▶ Complete the following:
1. Answer these questions about the Crescio v. Crescio opinion below:
(a) Which court decided the case?
(b) On what ground did the circuit court set aside the will of John Crescio?
(c) Who delivered the opinion of the court?
2. Extend the Crescio v. Crescio opinion below, picking up after its final sentence in the same judicial style.

Crescio v. Crescio

6 N.E.2d 628, 365 Ill. 393
CourtIllinois Supreme Court
DecidedFebruary 12, 1937
DocketNo. 23746. Decree affirmed.
StatusPublished
Cited by15 cases

This text of 6 N.E.2d 628 (Crescio v. Crescio) is published on Counsel Stack Legal Research, covering Illinois Supreme Court primary law. Counsel Stack provides free access to over 12 million legal documents including statutes, case law, regulations, and constitutions.

Bluebook
Crescio v. Crescio, 6 N.E.2d 628, 365 Ill. 393 (Ill. 1937).

Opinion

Mr. Justice Stone

delivered the opinion of the court:

The appellants seek review of a decree of the circuit court o„f Cook county setting aside the will of John Crescio on the ground of lack of testamentary capacity. The cause was heard on a complaint contesting the validity of the will, filed by appellees, who are heirs-at-law of the deceased, and the answers of the appellants, defendants, thereto. The complaint set up the probate of the will, the names of the heirs surviving the deceased, and alleged want of testamentary capacity on the part of the decedent. The answers of the defendants denied lack of testamentary capacity and alleged that the names of the heirs-at-law and legal representatives of the deceased were not correctly stated in the complaint but were correctly stated in the records of the probate court of Cook county. On hearing, the chancellor entered the above mentioned finding and decree. Thereafter the appellants sought a new trial on the ground, among others, that certain therein named heirs-at-law of the decedent were not made parties to the proceeding. They urge here that for that reason the circuit court did not have jurisdiction to enter the decree. They also seek a reversal of the decree on the ground that the finding of the chancellor was against the weight of the evidence, and that errors occurred in the admission of evidence.

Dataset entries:

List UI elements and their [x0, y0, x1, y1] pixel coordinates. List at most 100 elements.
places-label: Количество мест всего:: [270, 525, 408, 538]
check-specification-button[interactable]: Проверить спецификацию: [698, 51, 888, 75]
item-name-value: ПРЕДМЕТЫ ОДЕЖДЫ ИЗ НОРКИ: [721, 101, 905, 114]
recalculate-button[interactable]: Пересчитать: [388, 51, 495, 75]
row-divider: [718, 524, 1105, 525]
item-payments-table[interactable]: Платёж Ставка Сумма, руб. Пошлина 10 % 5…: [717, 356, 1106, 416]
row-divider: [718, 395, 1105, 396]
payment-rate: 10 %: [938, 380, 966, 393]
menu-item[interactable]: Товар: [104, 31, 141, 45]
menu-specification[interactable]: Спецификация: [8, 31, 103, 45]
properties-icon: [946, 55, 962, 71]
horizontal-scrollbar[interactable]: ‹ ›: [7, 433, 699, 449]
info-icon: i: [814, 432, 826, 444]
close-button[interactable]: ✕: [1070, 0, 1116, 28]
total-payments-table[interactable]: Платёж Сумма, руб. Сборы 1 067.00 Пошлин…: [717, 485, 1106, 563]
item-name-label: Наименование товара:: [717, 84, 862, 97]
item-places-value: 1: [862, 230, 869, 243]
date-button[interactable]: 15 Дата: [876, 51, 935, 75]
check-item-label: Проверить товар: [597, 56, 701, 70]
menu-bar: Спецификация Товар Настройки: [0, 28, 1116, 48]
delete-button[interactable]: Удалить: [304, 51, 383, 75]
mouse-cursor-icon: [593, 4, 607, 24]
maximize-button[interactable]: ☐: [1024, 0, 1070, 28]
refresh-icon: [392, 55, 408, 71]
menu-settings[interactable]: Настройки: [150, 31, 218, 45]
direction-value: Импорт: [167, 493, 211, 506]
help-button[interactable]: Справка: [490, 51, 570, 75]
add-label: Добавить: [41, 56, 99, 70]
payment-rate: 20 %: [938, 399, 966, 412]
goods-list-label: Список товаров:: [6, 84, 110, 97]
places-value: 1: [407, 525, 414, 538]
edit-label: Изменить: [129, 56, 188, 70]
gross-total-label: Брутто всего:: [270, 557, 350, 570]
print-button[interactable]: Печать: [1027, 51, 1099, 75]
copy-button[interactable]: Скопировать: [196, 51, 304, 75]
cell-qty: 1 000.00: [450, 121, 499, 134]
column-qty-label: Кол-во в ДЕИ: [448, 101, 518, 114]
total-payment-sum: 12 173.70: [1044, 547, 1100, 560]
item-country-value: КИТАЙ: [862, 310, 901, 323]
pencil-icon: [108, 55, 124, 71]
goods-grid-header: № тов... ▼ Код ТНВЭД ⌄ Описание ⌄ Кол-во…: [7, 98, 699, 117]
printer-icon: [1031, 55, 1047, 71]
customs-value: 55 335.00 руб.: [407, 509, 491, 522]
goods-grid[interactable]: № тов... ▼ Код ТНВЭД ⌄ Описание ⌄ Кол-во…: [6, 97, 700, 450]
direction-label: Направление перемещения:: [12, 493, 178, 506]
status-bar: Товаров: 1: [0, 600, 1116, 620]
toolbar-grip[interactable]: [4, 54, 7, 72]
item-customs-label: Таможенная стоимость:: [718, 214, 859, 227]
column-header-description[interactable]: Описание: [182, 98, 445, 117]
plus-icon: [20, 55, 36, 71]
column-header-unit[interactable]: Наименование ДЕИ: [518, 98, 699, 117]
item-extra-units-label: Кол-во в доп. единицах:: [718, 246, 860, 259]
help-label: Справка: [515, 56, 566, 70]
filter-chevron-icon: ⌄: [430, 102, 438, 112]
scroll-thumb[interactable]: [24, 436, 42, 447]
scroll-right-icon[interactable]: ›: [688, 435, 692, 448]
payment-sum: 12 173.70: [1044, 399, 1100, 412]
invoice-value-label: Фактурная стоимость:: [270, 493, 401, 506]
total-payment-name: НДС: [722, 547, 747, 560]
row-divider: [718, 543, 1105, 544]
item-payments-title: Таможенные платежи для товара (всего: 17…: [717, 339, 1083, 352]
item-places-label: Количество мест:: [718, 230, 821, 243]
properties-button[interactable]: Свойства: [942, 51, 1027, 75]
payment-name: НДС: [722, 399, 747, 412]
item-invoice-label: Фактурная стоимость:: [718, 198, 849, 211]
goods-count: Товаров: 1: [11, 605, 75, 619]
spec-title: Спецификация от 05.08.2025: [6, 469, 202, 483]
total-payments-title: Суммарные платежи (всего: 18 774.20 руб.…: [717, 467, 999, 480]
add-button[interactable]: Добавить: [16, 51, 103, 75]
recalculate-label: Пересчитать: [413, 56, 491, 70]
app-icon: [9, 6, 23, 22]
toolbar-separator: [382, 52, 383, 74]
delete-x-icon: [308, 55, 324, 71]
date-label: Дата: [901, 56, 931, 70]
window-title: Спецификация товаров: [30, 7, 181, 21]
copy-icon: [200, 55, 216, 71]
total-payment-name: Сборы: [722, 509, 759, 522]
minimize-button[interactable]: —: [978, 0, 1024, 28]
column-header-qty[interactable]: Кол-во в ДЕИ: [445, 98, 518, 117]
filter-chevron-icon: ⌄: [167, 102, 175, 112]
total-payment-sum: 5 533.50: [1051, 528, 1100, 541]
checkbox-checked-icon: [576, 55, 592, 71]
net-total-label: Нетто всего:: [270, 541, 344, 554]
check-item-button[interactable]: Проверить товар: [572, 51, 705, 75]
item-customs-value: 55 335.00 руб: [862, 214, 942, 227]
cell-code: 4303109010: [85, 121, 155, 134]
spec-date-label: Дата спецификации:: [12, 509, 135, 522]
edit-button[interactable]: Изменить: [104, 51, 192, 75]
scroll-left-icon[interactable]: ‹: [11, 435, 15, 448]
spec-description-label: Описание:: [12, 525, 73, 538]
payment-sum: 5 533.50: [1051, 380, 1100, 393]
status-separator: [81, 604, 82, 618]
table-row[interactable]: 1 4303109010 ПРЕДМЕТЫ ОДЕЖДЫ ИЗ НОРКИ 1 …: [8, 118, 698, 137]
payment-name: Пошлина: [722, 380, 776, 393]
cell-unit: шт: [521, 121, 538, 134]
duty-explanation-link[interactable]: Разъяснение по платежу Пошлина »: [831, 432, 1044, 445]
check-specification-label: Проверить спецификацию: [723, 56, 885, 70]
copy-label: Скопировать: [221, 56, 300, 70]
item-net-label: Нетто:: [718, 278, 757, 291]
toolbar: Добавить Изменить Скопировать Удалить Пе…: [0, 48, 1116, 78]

▶ Set of answers:
1.
(a) The Illinois Supreme Court
(b) Lack of testamentary capacity
(c) Mr. Justice Stone

2.
It does not appear from this record that the appellants raised the question of want of necessary parties either by demurrer or motion or in any other way definitely calling that matter to the attention of the chancellor. The denial in the answer that “the names of the heirs-at-law and legal representatives are correctly alleged in the amended complaint and states that the names of the heirs-at-law and legal representatives of the decedent are correctly stated in the records of the probate court of Cook county relating to the estate of the decedent” was not equivalent to a demurrer or motion to strike, nor did such denial and allegation raise the question of want of necessary parties. That question was definitely raised for the first time on motion for a new trial.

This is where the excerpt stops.